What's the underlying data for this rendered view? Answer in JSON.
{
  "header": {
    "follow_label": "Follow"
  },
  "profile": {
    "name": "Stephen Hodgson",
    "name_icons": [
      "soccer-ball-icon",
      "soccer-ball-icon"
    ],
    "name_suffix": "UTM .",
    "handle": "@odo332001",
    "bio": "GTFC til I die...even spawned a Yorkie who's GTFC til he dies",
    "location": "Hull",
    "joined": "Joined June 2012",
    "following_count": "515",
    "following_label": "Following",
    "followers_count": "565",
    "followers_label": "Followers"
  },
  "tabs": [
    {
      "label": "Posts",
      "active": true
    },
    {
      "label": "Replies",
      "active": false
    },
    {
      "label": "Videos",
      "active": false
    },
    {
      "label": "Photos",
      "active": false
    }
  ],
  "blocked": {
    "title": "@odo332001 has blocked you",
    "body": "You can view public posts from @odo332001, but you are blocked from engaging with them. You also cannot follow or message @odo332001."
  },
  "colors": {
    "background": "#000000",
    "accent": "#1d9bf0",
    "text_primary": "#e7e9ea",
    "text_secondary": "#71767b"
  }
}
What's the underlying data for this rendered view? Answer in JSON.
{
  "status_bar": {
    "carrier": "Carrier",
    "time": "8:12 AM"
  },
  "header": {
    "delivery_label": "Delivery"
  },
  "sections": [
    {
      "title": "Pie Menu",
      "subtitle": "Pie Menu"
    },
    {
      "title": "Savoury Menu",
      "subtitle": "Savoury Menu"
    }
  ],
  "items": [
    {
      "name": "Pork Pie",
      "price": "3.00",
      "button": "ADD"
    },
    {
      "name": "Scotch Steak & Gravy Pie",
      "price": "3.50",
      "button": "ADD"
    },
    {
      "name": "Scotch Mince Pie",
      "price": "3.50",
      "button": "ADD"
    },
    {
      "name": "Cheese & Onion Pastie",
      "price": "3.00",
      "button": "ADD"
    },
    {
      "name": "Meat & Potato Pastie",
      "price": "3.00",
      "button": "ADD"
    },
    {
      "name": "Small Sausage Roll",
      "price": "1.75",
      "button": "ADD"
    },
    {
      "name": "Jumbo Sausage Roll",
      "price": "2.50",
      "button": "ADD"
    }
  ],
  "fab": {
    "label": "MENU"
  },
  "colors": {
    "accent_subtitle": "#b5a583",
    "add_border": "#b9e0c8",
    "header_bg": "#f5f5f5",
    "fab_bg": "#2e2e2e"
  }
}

= BRIEF =
Examine the entries and report how many of their lines contain the string "Sausage", giving no more than the number.

= ANSWER IN FULL =
2